*RECORDS PROVIDED*
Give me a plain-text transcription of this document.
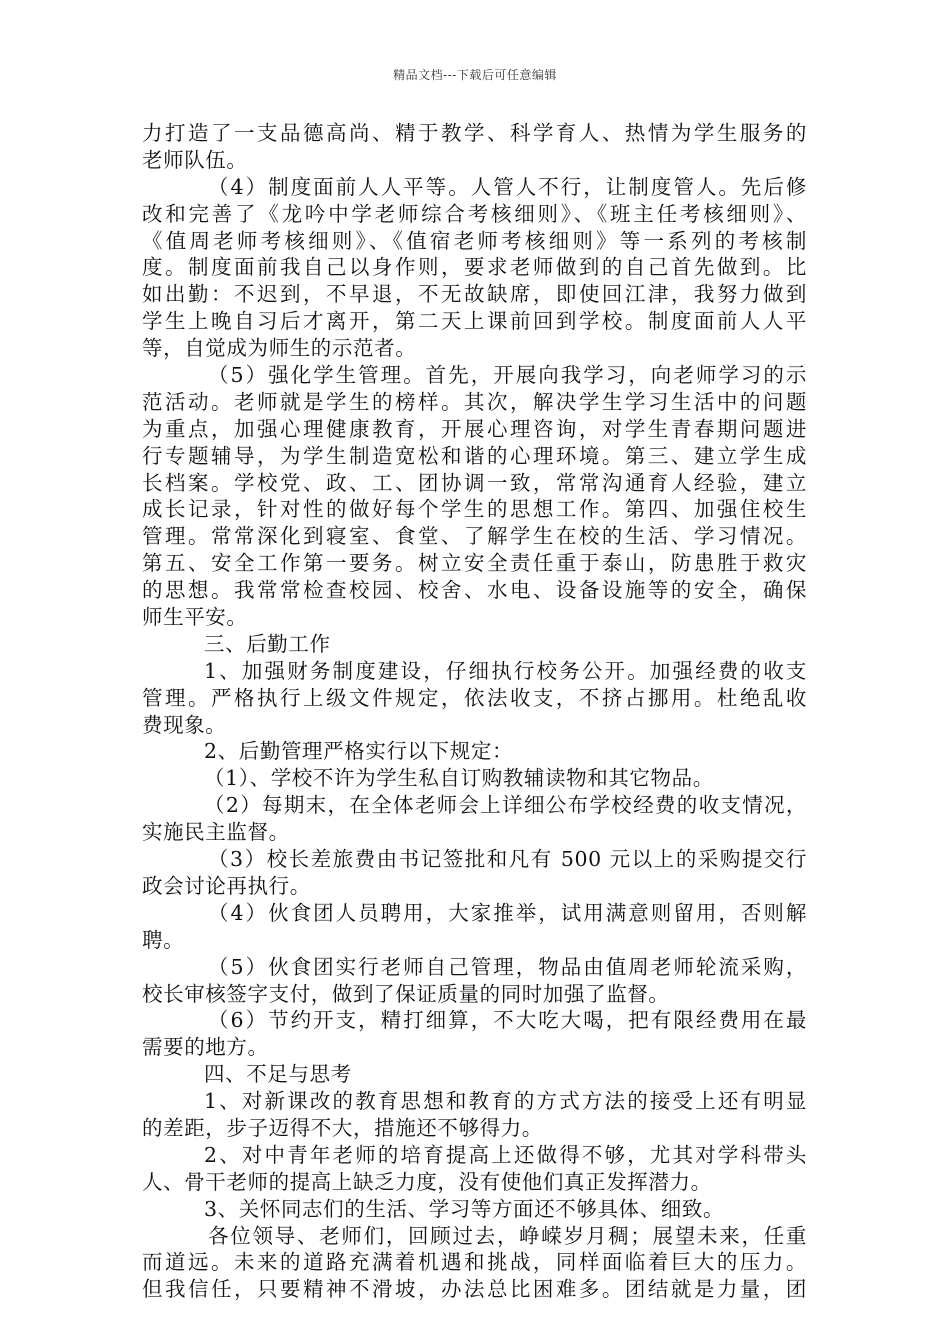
精品文档---下载后可任意编辑
力打造了一支品德高尚、精于教学、科学育人、热情为学生服务的
老师队伍。
（4）制度面前人人平等。人管人不行，让制度管人。先后修
改和完善了《龙吟中学老师综合考核细则》、《班主任考核细则》、
《值周老师考核细则》、《值宿老师考核细则》等一系列的考核制
度。制度面前我自己以身作则，要求老师做到的自己首先做到。比
如出勤：不迟到，不早退，不无故缺席，即使回江津，我努力做到
学生上晚自习后才离开，第二天上课前回到学校。制度面前人人平
等，自觉成为师生的示范者。
（5）强化学生管理。首先，开展向我学习，向老师学习的示
范活动。老师就是学生的榜样。其次，解决学生学习生活中的问题
为重点，加强心理健康教育，开展心理咨询，对学生青春期问题进
行专题辅导，为学生制造宽松和谐的心理环境。第三、建立学生成
长档案。学校党、政、工、团协调一致，常常沟通育人经验，建立
成长记录，针对性的做好每个学生的思想工作。第四、加强住校生
管理。常常深化到寝室、食堂、了解学生在校的生活、学习情况。
第五、安全工作第一要务。树立安全责任重于泰山，防患胜于救灾
的思想。我常常检查校园、校舍、水电、设备设施等的安全，确保
师生平安。
三、后勤工作
1、加强财务制度建设，仔细执行校务公开。加强经费的收支
管理。严格执行上级文件规定，依法收支，不挤占挪用。杜绝乱收
费现象。
2、后勤管理严格实行以下规定：
（1）、学校不许为学生私自订购教辅读物和其它物品。
（2）每期末，在全体老师会上详细公布学校经费的收支情况，
实施民主监督。
（3）校长差旅费由书记签批和凡有 500 元以上的采购提交行
政会讨论再执行。
（4）伙食团人员聘用，大家推举，试用满意则留用，否则解
聘。
（5）伙食团实行老师自己管理，物品由值周老师轮流采购，
校长审核签字支付，做到了保证质量的同时加强了监督。
（6）节约开支，精打细算，不大吃大喝，把有限经费用在最
需要的地方。
四、不足与思考
1、对新课改的教育思想和教育的方式方法的接受上还有明显
的差距，步子迈得不大，措施还不够得力。
2、对中青年老师的培育提高上还做得不够，尤其对学科带头
人、骨干老师的提高上缺乏力度，没有使他们真正发挥潜力。
3、关怀同志们的生活、学习等方面还不够具体、细致。
各位领导、老师们，回顾过去，峥嵘岁月稠；展望未来，任重
而道远。未来的道路充满着机遇和挑战，同样面临着巨大的压力。
但我信任，只要精神不滑坡，办法总比困难多。团结就是力量，团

*EXERCISE*
The entries above are to be returned exactly, without their pictures.

*EXERCISE RESPONSE*
Give me a plain-text transcription of this document.
精品文档---下载后可任意编辑
力打造了一支品德高尚、精于教学、科学育人、热情为学生服务的
老师队伍。
（4）制度面前人人平等。人管人不行，让制度管人。先后修
改和完善了《龙吟中学老师综合考核细则》、《班主任考核细则》、
《值周老师考核细则》、《值宿老师考核细则》等一系列的考核制
度。制度面前我自己以身作则，要求老师做到的自己首先做到。比
如出勤：不迟到，不早退，不无故缺席，即使回江津，我努力做到
学生上晚自习后才离开，第二天上课前回到学校。制度面前人人平
等，自觉成为师生的示范者。
（5）强化学生管理。首先，开展向我学习，向老师学习的示
范活动。老师就是学生的榜样。其次，解决学生学习生活中的问题
为重点，加强心理健康教育，开展心理咨询，对学生青春期问题进
行专题辅导，为学生制造宽松和谐的心理环境。第三、建立学生成
长档案。学校党、政、工、团协调一致，常常沟通育人经验，建立
成长记录，针对性的做好每个学生的思想工作。第四、加强住校生
管理。常常深化到寝室、食堂、了解学生在校的生活、学习情况。
第五、安全工作第一要务。树立安全责任重于泰山，防患胜于救灾
的思想。我常常检查校园、校舍、水电、设备设施等的安全，确保
师生平安。
三、后勤工作
1、加强财务制度建设，仔细执行校务公开。加强经费的收支
管理。严格执行上级文件规定，依法收支，不挤占挪用。杜绝乱收
费现象。
2、后勤管理严格实行以下规定：
（1）、学校不许为学生私自订购教辅读物和其它物品。
（2）每期末，在全体老师会上详细公布学校经费的收支情况，
实施民主监督。
（3）校长差旅费由书记签批和凡有 500 元以上的采购提交行
政会讨论再执行。
（4）伙食团人员聘用，大家推举，试用满意则留用，否则解
聘。
（5）伙食团实行老师自己管理，物品由值周老师轮流采购，
校长审核签字支付，做到了保证质量的同时加强了监督。
（6）节约开支，精打细算，不大吃大喝，把有限经费用在最
需要的地方。
四、不足与思考
1、对新课改的教育思想和教育的方式方法的接受上还有明显
的差距，步子迈得不大，措施还不够得力。
2、对中青年老师的培育提高上还做得不够，尤其对学科带头
人、骨干老师的提高上缺乏力度，没有使他们真正发挥潜力。
3、关怀同志们的生活、学习等方面还不够具体、细致。
各位领导、老师们，回顾过去，峥嵘岁月稠；展望未来，任重
而道远。未来的道路充满着机遇和挑战，同样面临着巨大的压力。
但我信任，只要精神不滑坡，办法总比困难多。团结就是力量，团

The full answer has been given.